## What is expected
The expected output is each line in the data below that includes the string "baseline".

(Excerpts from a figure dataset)
• • • • • • •
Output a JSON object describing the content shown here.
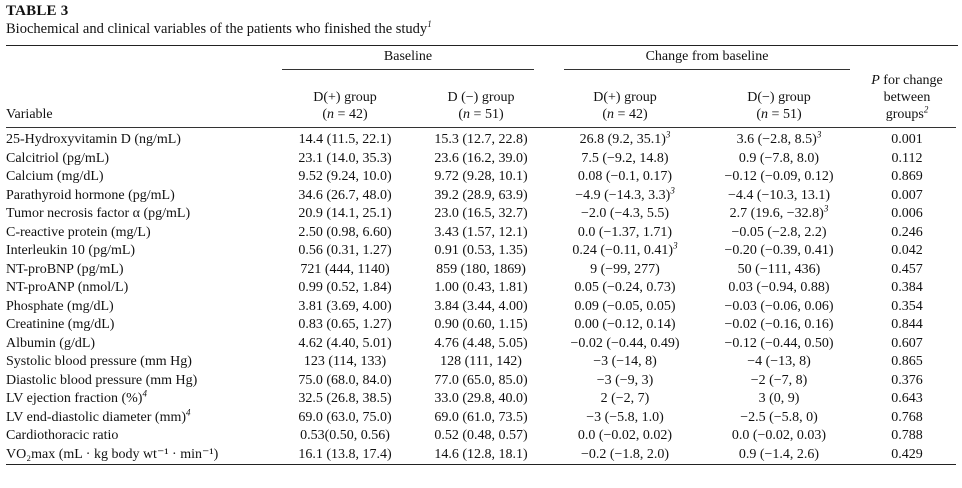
{
  "table": {
    "label": "TABLE 3",
    "caption": "Biochemical and clinical variables of the patients who finished the study",
    "caption_note": "1",
    "groups": {
      "baseline": "Baseline",
      "change": "Change from baseline"
    },
    "columns": {
      "variable": "Variable",
      "d_plus": "D(+) group",
      "d_minus": "D (−) group",
      "d_minus_change": "D(−) group",
      "n_plus": "42",
      "n_minus": "51",
      "p_line1": "for change",
      "p_letter": "P",
      "p_line2": "between",
      "p_line3": "groups",
      "p_note": "2"
    },
    "rows": [
      {
        "variable": "25-Hydroxyvitamin D (ng/mL)",
        "b_plus": "14.4 (11.5, 22.1)",
        "b_minus": "15.3 (12.7, 22.8)",
        "c_plus": "26.8 (9.2, 35.1)",
        "c_plus_note": "3",
        "c_minus": "3.6 (−2.8, 8.5)",
        "c_minus_note": "3",
        "p": "0.001"
      },
      {
        "variable": "Calcitriol (pg/mL)",
        "b_plus": "23.1 (14.0, 35.3)",
        "b_minus": "23.6 (16.2, 39.0)",
        "c_plus": "7.5 (−9.2, 14.8)",
        "c_plus_note": "",
        "c_minus": "0.9 (−7.8, 8.0)",
        "c_minus_note": "",
        "p": "0.112"
      },
      {
        "variable": "Calcium (mg/dL)",
        "b_plus": "9.52 (9.24, 10.0)",
        "b_minus": "9.72 (9.28, 10.1)",
        "c_plus": "0.08 (−0.1, 0.17)",
        "c_plus_note": "",
        "c_minus": "−0.12 (−0.09, 0.12)",
        "c_minus_note": "",
        "p": "0.869"
      },
      {
        "variable": "Parathyroid hormone (pg/mL)",
        "b_plus": "34.6 (26.7, 48.0)",
        "b_minus": "39.2 (28.9, 63.9)",
        "c_plus": "−4.9 (−14.3, 3.3)",
        "c_plus_note": "3",
        "c_minus": "−4.4 (−10.3, 13.1)",
        "c_minus_note": "",
        "p": "0.007"
      },
      {
        "variable": "Tumor necrosis factor α (pg/mL)",
        "b_plus": "20.9 (14.1, 25.1)",
        "b_minus": "23.0 (16.5, 32.7)",
        "c_plus": "−2.0 (−4.3, 5.5)",
        "c_plus_note": "",
        "c_minus": "2.7 (19.6, −32.8)",
        "c_minus_note": "3",
        "p": "0.006"
      },
      {
        "variable": "C-reactive protein (mg/L)",
        "b_plus": "2.50 (0.98, 6.60)",
        "b_minus": "3.43 (1.57, 12.1)",
        "c_plus": "0.0 (−1.37, 1.71)",
        "c_plus_note": "",
        "c_minus": "−0.05 (−2.8, 2.2)",
        "c_minus_note": "",
        "p": "0.246"
      },
      {
        "variable": "Interleukin 10 (pg/mL)",
        "b_plus": "0.56 (0.31, 1.27)",
        "b_minus": "0.91 (0.53, 1.35)",
        "c_plus": "0.24 (−0.11, 0.41)",
        "c_plus_note": "3",
        "c_minus": "−0.20 (−0.39, 0.41)",
        "c_minus_note": "",
        "p": "0.042"
      },
      {
        "variable": "NT-proBNP (pg/mL)",
        "b_plus": "721 (444, 1140)",
        "b_minus": "859 (180, 1869)",
        "c_plus": "9 (−99, 277)",
        "c_plus_note": "",
        "c_minus": "50 (−111, 436)",
        "c_minus_note": "",
        "p": "0.457"
      },
      {
        "variable": "NT-proANP (nmol/L)",
        "b_plus": "0.99 (0.52, 1.84)",
        "b_minus": "1.00 (0.43, 1.81)",
        "c_plus": "0.05 (−0.24, 0.73)",
        "c_plus_note": "",
        "c_minus": "0.03 (−0.94, 0.88)",
        "c_minus_note": "",
        "p": "0.384"
      },
      {
        "variable": "Phosphate (mg/dL)",
        "b_plus": "3.81 (3.69, 4.00)",
        "b_minus": "3.84 (3.44, 4.00)",
        "c_plus": "0.09 (−0.05, 0.05)",
        "c_plus_note": "",
        "c_minus": "−0.03 (−0.06, 0.06)",
        "c_minus_note": "",
        "p": "0.354"
      },
      {
        "variable": "Creatinine (mg/dL)",
        "b_plus": "0.83 (0.65, 1.27)",
        "b_minus": "0.90 (0.60, 1.15)",
        "c_plus": "0.00 (−0.12, 0.14)",
        "c_plus_note": "",
        "c_minus": "−0.02 (−0.16, 0.16)",
        "c_minus_note": "",
        "p": "0.844"
      },
      {
        "variable": "Albumin (g/dL)",
        "b_plus": "4.62 (4.40, 5.01)",
        "b_minus": "4.76 (4.48, 5.05)",
        "c_plus": "−0.02 (−0.44, 0.49)",
        "c_plus_note": "",
        "c_minus": "−0.12 (−0.44, 0.50)",
        "c_minus_note": "",
        "p": "0.607"
      },
      {
        "variable": "Systolic blood pressure (mm Hg)",
        "b_plus": "123 (114, 133)",
        "b_minus": "128 (111, 142)",
        "c_plus": "−3 (−14, 8)",
        "c_plus_note": "",
        "c_minus": "−4 (−13, 8)",
        "c_minus_note": "",
        "p": "0.865"
      },
      {
        "variable": "Diastolic blood pressure (mm Hg)",
        "b_plus": "75.0 (68.0, 84.0)",
        "b_minus": "77.0 (65.0, 85.0)",
        "c_plus": "−3 (−9, 3)",
        "c_plus_note": "",
        "c_minus": "−2 (−7, 8)",
        "c_minus_note": "",
        "p": "0.376"
      },
      {
        "variable": "LV ejection fraction (%)",
        "variable_note": "4",
        "b_plus": "32.5 (26.8, 38.5)",
        "b_minus": "33.0 (29.8, 40.0)",
        "c_plus": "2 (−2, 7)",
        "c_plus_note": "",
        "c_minus": "3 (0, 9)",
        "c_minus_note": "",
        "p": "0.643"
      },
      {
        "variable": "LV end-diastolic diameter (mm)",
        "variable_note": "4",
        "b_plus": "69.0 (63.0, 75.0)",
        "b_minus": "69.0 (61.0, 73.5)",
        "c_plus": "−3 (−5.8, 1.0)",
        "c_plus_note": "",
        "c_minus": "−2.5 (−5.8, 0)",
        "c_minus_note": "",
        "p": "0.768"
      },
      {
        "variable": "Cardiothoracic ratio",
        "b_plus": "0.53(0.50, 0.56)",
        "b_minus": "0.52 (0.48, 0.57)",
        "c_plus": "0.0 (−0.02, 0.02)",
        "c_plus_note": "",
        "c_minus": "0.0 (−0.02, 0.03)",
        "c_minus_note": "",
        "p": "0.788"
      },
      {
        "variable": "VO₂max (mL · kg body wt⁻¹ · min⁻¹)",
        "b_plus": "16.1 (13.8, 17.4)",
        "b_minus": "14.6 (12.8, 18.1)",
        "c_plus": "−0.2 (−1.8, 2.0)",
        "c_plus_note": "",
        "c_minus": "0.9 (−1.4, 2.6)",
        "c_minus_note": "",
        "p": "0.429"
      }
    ]
  }
}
• • • • • • •
## Response to the exercise
      "baseline": "Baseline",
      "change": "Change from baseline"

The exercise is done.